Written exercise —
Your answer should be one number: the count of lines in these entries that hold the word "each".
-- Begin --
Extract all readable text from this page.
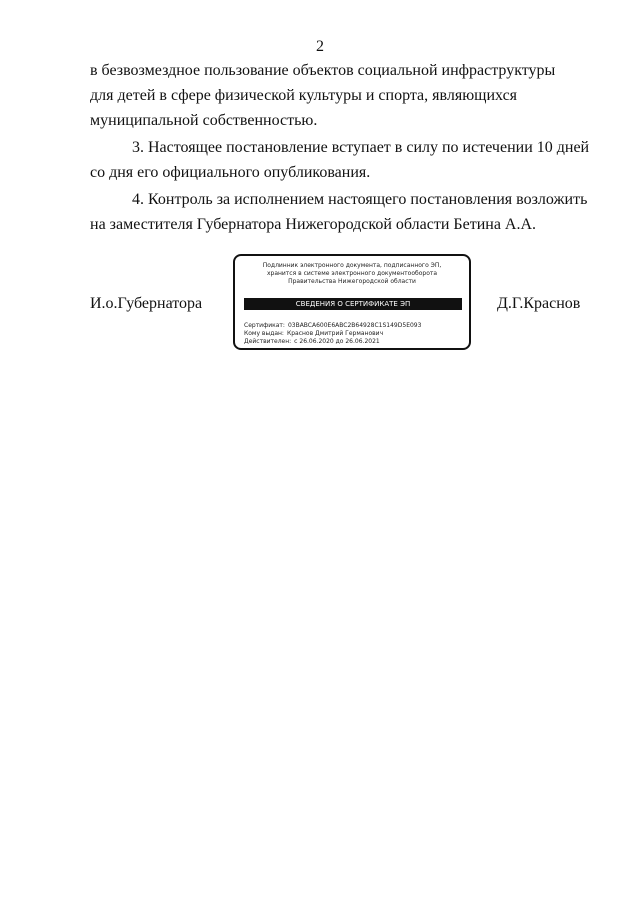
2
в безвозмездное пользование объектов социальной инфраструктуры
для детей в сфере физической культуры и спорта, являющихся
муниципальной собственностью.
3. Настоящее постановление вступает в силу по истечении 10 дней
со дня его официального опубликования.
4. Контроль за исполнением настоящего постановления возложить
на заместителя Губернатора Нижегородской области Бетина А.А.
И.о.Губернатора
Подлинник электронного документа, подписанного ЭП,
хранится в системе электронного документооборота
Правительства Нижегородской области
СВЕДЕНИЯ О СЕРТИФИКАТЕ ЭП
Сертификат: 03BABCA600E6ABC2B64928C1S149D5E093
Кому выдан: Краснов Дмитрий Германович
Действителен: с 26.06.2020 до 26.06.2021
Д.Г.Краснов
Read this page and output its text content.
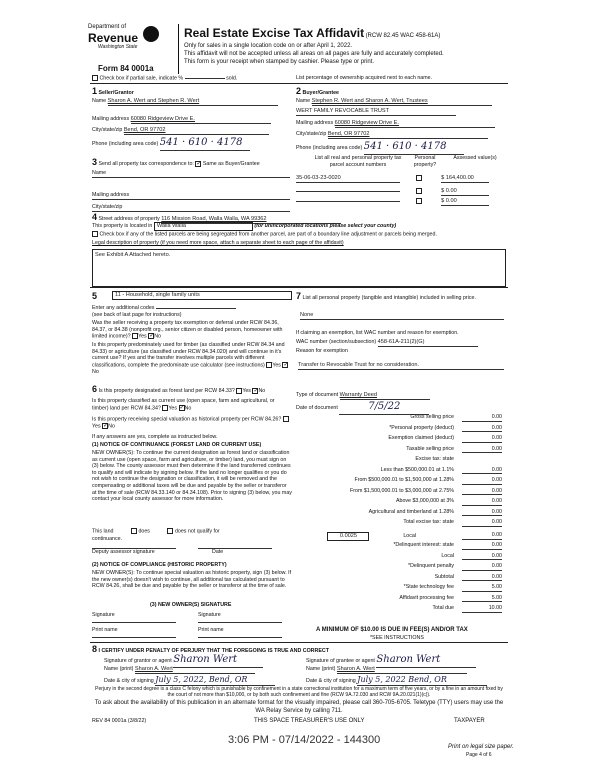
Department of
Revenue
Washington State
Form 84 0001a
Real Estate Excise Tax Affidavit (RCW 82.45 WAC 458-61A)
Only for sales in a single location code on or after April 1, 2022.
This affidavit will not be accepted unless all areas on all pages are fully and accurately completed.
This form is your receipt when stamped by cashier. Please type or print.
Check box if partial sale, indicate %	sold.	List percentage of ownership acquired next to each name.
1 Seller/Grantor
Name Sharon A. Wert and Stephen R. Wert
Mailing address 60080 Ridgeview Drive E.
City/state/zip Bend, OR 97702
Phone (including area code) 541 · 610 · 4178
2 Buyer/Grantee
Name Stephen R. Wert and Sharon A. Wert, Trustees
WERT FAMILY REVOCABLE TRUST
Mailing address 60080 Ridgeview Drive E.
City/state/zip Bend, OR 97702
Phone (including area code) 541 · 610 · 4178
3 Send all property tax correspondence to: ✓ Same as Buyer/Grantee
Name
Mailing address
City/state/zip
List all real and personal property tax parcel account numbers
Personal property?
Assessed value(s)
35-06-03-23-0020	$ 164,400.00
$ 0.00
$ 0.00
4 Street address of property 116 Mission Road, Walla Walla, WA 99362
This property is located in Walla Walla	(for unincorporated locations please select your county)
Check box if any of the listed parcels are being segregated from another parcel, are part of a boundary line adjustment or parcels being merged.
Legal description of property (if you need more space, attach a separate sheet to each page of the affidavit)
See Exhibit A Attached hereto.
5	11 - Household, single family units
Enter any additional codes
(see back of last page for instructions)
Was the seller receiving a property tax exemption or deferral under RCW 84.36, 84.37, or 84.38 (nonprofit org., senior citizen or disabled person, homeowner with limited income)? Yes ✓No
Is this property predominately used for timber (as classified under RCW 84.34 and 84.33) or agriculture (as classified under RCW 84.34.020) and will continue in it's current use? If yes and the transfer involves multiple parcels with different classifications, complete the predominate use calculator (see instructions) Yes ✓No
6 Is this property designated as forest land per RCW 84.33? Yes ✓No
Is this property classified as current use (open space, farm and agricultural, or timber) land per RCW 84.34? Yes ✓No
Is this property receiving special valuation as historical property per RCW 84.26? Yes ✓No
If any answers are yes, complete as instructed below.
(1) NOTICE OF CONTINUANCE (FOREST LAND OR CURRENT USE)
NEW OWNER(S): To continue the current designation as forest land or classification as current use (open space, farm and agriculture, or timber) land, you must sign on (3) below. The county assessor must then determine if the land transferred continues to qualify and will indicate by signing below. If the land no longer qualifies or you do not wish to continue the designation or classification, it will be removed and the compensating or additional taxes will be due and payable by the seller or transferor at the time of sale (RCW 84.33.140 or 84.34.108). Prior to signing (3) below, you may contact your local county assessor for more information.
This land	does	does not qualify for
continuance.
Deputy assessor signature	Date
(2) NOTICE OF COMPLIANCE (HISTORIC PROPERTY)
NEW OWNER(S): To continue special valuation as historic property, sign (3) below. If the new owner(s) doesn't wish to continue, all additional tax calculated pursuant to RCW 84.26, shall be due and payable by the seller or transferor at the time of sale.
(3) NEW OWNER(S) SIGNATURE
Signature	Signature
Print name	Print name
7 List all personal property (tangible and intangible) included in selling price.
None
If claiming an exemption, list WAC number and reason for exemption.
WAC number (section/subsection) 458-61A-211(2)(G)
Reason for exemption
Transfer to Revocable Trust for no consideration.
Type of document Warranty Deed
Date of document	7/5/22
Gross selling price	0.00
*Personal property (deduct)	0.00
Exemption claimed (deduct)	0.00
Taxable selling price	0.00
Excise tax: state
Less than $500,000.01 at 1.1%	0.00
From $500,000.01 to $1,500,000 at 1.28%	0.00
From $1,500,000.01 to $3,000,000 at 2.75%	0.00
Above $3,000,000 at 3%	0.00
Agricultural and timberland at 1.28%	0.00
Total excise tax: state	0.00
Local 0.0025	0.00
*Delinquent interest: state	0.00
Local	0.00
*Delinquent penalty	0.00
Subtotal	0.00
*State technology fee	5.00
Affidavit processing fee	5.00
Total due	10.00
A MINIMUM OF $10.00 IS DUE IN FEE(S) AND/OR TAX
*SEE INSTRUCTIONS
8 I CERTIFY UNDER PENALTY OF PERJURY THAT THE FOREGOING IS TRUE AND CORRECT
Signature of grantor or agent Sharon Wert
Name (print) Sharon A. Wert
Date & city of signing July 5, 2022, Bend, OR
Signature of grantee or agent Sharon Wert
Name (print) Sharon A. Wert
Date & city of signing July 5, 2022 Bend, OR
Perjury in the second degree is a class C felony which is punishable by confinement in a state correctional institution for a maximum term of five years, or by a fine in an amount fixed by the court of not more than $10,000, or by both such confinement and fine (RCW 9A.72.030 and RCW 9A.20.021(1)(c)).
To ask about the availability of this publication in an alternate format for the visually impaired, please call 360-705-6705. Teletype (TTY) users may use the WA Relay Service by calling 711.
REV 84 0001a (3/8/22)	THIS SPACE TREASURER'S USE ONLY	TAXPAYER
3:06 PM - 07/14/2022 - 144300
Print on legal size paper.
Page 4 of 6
-- End --
-- Begin --
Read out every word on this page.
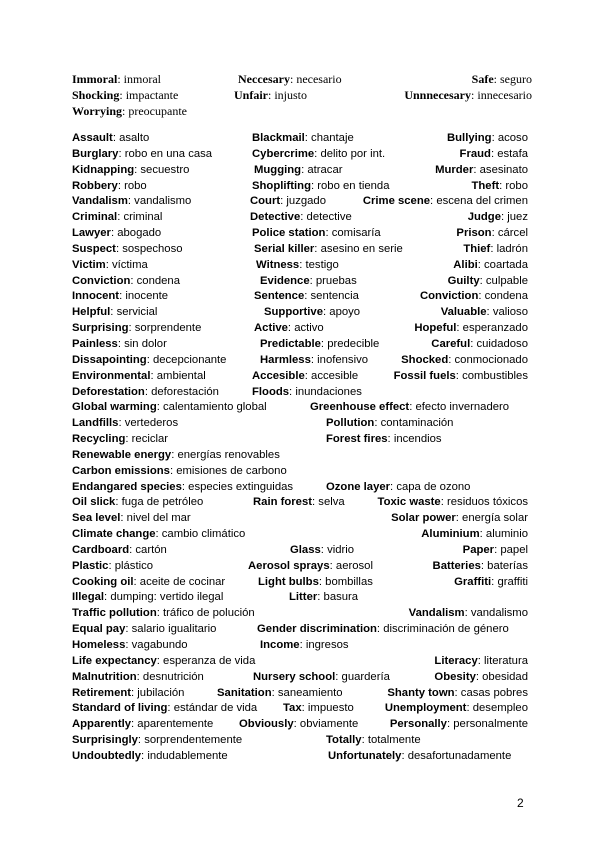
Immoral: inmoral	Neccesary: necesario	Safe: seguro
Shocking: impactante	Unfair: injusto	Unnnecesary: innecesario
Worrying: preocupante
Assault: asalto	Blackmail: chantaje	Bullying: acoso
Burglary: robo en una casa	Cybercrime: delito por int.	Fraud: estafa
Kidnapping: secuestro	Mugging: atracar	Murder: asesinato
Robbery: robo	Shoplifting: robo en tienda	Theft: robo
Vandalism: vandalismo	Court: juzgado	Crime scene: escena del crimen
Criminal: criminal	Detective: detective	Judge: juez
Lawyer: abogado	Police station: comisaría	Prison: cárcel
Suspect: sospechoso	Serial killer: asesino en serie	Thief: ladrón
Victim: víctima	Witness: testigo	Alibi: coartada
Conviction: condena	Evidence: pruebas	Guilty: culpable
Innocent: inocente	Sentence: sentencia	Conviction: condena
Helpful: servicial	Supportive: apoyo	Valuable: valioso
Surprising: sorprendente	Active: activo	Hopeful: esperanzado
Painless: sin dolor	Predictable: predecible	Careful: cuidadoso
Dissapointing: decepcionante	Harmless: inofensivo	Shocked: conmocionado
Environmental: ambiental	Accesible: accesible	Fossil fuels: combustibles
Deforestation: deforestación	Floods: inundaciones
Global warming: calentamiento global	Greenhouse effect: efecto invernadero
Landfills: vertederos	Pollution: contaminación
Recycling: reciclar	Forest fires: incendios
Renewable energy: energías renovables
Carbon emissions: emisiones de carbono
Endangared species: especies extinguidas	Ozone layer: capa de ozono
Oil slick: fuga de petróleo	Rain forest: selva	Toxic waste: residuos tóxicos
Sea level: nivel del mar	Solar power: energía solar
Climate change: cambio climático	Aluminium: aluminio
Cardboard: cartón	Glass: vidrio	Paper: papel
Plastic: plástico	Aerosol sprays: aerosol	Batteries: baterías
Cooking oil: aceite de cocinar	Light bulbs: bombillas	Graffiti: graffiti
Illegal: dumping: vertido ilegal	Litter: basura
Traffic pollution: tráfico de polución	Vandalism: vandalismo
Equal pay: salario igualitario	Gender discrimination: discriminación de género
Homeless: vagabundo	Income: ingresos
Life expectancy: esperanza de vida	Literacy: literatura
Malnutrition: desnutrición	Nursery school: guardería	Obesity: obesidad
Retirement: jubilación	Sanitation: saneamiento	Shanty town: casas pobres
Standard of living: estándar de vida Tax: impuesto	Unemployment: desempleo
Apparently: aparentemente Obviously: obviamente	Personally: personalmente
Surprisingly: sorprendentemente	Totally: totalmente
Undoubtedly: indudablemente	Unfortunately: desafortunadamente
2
-- End --
-- Begin --
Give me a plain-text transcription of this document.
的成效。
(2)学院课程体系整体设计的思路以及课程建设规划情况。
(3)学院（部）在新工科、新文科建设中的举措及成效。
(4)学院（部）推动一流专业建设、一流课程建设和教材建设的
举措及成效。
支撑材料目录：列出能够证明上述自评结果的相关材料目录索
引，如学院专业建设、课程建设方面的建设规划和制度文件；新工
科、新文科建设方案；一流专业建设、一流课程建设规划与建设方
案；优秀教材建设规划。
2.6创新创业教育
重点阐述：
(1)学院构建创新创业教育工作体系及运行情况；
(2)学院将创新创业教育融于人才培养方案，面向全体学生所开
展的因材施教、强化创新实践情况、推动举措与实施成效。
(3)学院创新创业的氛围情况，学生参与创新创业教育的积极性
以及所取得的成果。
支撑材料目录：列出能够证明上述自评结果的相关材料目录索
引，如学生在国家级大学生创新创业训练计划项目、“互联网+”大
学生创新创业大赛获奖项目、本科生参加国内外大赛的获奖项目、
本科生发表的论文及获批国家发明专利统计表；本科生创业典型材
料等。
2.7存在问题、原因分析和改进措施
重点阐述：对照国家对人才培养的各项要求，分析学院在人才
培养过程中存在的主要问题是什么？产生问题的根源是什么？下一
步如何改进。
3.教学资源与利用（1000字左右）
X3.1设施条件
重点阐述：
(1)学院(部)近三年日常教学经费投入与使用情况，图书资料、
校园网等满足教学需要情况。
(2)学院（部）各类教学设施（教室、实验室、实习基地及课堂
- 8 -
-- End --
Task solution —
2